#### PAGE EXTRACT
* * * * *
Beautiful and Full of Potential: This is what Addiction Looks Like

Beautiful and Full of Potential: This is what Addiction Looks Like

Just after midnight on November 11, 2016, our only child, our beautiful 22 year old daughter, Cassidy, died.  Her boyfriend found her face down in the bathroom, with a needle in her arm.  We thought it was a heroin overdose, but the medical examiner later confirmed the cause of death was fentanyl.

Cassidy had been clean for about 3 months at that time, and she and her boyfriend decided to buy some heroin that day (his pay day).  I’m sure she never dreamed it would be the last time. Earlier that day I got a call from Cassidy.  It came in the middle of an acting lesson with a student and I ignored the call, thinking to myself, “I can call her later”.  Cassidy and I were living 1500 miles apart (she in Birmingham and I in SLC). I hadn’t spoken to her on the phone in several weeks. In the back of mind, every time she called I would shore up for a crisis or drama of some kind.  If I’m being honest, that day I wasn’t ready for any drama.  So I put off calling her that day and before I went to bed I said to myself again, “I can call her tomorrow”  well . . . Tomorrow never came for Cassidy.

The life-changing call for me came in the early morning hours, from her father, my ex-husband.  The police had knocked on his door in Birmingham at 3:03am to inform him that his daughter was dead.  This is the news we had always feared, and in a strange way, had always prepared ourselves for.  It is the news that kicks you in the gut over and over and takes your breathe away.  The news that you wish were a nightmare from which you could eventually wake.  It was now our truth! Our only daughter had died of a drug overdose.

Cassidy tried heroin for the first time at age 15.  But starting much younger than that, she suffered from depression, anxiety and had already started to self-medicate with drugs and alcohol as a preteen.  At the first outward signs of emotional turmoil, we sought help for Cassidy.  She spent a week in an adolescent psych unit when she couldn’t stop cutting herself at age 12 and that was just the beginning.  Cassidy FELT everything to the extreme, more than most.  She was most likely the typical candidate for Substance Use Disorder, and once she used heroin it was all over.  It had gone from a chronic brain disorder to a terminal disease for her, in a matter of weeks.  We did everything we could to help her; multiple stays in rehab, therapists, yoga, a long-term residential treatment center that used Dialectical Behavior Therapy, psychiatrists,, yelling, punishing, listening, hugging, you name it.  And even though we suffered too, as her parents, and I know we made many mistakes along the way, we NEVER stopped loving her.
* * * * *
#### PROVIDED DATA
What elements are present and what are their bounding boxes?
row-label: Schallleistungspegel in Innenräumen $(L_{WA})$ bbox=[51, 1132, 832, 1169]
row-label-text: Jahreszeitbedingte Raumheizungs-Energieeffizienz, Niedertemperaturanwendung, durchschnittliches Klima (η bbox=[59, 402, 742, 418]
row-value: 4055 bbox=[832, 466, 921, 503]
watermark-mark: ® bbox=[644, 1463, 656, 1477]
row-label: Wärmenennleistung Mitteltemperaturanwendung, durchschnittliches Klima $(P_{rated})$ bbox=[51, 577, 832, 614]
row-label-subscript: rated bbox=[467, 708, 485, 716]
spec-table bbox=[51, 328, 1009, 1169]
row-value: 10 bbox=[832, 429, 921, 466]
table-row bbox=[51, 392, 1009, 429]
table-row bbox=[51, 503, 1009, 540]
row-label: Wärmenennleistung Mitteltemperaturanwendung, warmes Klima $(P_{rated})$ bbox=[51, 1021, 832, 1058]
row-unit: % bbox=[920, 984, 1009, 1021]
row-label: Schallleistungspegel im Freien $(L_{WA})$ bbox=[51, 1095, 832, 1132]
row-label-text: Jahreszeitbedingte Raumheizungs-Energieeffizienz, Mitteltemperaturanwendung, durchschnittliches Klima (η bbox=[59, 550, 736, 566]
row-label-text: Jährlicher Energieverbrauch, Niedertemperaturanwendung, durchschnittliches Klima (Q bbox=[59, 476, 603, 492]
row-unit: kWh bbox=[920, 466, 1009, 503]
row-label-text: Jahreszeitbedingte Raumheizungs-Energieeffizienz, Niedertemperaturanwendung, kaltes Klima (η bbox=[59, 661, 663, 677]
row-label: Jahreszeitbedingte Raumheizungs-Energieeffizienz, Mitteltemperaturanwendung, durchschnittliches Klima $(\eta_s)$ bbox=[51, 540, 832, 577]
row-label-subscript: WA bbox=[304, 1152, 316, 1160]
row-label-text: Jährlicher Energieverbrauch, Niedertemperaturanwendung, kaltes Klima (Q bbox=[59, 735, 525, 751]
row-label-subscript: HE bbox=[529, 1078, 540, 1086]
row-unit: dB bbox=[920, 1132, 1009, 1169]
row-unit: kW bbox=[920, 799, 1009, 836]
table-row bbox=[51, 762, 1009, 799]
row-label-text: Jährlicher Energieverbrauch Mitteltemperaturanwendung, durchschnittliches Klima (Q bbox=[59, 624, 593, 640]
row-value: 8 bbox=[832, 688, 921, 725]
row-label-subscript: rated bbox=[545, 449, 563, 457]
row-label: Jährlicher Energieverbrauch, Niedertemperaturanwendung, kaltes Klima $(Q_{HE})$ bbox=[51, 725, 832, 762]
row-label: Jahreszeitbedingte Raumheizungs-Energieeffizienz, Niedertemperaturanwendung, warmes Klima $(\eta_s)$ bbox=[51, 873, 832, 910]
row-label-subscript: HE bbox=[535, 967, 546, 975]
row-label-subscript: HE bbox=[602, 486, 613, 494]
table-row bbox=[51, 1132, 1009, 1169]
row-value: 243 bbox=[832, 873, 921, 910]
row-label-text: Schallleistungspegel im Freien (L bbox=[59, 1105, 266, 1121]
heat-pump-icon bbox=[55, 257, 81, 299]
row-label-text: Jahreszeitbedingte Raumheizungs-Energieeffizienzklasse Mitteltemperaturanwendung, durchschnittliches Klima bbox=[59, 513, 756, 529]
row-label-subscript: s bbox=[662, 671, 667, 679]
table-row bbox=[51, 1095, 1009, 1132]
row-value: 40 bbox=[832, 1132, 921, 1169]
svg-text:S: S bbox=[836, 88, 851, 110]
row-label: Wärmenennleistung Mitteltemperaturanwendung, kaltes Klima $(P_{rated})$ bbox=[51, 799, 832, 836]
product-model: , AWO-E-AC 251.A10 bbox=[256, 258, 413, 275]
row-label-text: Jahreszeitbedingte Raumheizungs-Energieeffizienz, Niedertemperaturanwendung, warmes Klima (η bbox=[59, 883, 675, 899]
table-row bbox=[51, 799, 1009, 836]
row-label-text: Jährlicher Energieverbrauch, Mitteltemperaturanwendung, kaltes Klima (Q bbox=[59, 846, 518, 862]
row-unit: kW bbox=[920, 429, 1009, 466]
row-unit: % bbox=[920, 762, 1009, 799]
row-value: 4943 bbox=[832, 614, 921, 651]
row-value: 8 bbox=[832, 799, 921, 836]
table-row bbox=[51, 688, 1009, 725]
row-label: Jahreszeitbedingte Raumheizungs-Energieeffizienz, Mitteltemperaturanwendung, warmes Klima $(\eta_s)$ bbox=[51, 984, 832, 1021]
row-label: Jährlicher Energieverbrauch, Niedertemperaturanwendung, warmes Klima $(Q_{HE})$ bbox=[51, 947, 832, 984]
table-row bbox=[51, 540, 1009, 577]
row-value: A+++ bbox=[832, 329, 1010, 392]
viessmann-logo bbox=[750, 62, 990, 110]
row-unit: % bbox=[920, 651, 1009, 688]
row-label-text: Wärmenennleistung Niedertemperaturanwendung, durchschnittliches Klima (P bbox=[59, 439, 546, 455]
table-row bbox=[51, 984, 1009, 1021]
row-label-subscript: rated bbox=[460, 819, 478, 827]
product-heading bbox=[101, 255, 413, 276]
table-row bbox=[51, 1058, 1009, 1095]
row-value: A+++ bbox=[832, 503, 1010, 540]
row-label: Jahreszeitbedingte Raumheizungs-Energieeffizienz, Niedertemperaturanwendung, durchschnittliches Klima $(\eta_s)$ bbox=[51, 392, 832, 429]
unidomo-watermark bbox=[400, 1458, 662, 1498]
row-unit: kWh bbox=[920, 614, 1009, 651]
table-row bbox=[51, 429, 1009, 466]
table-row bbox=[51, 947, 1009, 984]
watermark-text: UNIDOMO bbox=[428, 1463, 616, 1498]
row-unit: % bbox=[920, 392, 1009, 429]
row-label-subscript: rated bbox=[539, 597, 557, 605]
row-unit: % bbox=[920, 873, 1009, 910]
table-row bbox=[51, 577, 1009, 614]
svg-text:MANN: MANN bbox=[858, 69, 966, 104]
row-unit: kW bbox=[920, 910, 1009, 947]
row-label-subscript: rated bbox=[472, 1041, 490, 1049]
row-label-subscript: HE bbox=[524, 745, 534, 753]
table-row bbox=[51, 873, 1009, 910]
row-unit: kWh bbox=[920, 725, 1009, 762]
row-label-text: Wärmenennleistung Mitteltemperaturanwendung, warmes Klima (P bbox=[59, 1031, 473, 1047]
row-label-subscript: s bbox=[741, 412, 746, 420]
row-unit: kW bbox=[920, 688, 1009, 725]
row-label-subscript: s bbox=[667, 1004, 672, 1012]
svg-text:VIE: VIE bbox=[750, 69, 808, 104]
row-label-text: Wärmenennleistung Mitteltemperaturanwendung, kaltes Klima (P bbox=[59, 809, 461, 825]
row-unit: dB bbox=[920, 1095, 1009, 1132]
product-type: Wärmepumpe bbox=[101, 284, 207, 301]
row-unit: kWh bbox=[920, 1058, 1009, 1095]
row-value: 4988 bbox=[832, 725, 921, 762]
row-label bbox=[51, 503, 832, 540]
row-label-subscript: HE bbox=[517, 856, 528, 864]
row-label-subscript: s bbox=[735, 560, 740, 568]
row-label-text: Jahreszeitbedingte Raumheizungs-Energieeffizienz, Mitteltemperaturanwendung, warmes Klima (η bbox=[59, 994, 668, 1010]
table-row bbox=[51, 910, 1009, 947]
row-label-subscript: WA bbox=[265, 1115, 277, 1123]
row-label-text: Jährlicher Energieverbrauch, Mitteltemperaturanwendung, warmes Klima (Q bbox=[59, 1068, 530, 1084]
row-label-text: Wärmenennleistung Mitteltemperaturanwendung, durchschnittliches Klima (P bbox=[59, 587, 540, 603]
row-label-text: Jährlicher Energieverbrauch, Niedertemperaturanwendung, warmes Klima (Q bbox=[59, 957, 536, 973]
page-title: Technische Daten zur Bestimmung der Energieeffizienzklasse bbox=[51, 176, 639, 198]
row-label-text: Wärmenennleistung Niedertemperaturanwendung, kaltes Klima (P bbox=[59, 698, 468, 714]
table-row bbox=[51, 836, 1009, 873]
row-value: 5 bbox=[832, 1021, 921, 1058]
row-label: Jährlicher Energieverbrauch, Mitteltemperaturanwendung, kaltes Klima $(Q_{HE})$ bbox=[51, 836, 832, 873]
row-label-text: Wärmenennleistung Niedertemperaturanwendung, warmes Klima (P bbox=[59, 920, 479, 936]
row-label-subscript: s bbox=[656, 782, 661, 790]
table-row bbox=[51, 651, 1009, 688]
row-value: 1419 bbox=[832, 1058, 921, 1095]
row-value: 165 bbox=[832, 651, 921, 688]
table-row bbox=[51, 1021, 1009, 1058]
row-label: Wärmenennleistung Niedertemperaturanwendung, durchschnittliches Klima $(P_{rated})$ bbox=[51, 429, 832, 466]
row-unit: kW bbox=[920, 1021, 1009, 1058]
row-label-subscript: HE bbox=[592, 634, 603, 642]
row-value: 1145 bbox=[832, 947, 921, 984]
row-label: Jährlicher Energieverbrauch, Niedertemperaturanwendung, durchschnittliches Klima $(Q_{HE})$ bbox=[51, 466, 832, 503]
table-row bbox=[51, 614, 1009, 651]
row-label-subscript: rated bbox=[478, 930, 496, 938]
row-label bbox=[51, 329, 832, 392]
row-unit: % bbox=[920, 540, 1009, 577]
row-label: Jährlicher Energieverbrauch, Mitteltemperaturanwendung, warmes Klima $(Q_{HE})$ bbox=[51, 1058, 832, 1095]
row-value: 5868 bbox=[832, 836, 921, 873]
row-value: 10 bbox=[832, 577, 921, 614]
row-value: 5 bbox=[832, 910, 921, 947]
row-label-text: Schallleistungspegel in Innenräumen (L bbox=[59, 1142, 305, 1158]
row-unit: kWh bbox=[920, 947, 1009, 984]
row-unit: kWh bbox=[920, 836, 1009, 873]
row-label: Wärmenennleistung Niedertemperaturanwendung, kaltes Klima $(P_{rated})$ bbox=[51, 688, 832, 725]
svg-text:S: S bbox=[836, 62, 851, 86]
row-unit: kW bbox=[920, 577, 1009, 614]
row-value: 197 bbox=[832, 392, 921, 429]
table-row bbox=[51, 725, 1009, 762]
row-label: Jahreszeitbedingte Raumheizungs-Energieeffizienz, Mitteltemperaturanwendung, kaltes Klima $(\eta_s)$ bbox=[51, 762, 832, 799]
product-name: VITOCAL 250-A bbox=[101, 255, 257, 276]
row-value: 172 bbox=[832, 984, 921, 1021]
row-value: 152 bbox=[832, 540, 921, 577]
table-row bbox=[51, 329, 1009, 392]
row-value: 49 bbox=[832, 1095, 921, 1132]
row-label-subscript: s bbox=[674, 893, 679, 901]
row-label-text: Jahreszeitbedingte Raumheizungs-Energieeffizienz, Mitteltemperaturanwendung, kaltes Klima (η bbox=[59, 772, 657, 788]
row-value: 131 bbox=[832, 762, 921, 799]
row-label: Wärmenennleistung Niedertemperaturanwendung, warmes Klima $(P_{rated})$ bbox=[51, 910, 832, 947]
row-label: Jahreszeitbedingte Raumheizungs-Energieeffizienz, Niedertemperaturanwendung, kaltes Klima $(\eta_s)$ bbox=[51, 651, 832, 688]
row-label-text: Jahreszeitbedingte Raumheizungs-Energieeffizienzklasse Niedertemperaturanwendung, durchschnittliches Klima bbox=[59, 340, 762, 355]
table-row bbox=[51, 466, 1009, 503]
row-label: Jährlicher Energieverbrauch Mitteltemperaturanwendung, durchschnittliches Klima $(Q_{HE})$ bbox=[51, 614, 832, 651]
* * * * *
#### TO DO
Continue the account of Cassidy's addiction and death, picking up right after its last sentence.

#### ANSWER FOR THE TASK
But Cassidy was so much more than her disease, she was our sunshine! She was the life of the party and everyone’s best friend. Her beautiful eyes could strike you blind, her belly laugh was contagious. She was compassionate and kind, hilarious and irreverent and could literally make you laugh until you cried. She was talented and beautiful, stunning really. She was charming and tortured and artistic and adventurous. She didn’t care what people thought of her, and she loved practical jokes. She loved show-tunes and trips to New York to see Broadway shows. She believed in magic and Harry Potter. She loved to snowboard and rock climb. She played the guitar and loved to sing. She went full throttle in everything she did. There was no half-way with Cassidy. She never stopped playing dress-up her whole life and never missed an opportunity to go to a Harry Potter Premiere in her Gryffindor robe carrying her wand. In retrospect, I think she always used make-believe as her escape from her inside pain, of course that was never enough.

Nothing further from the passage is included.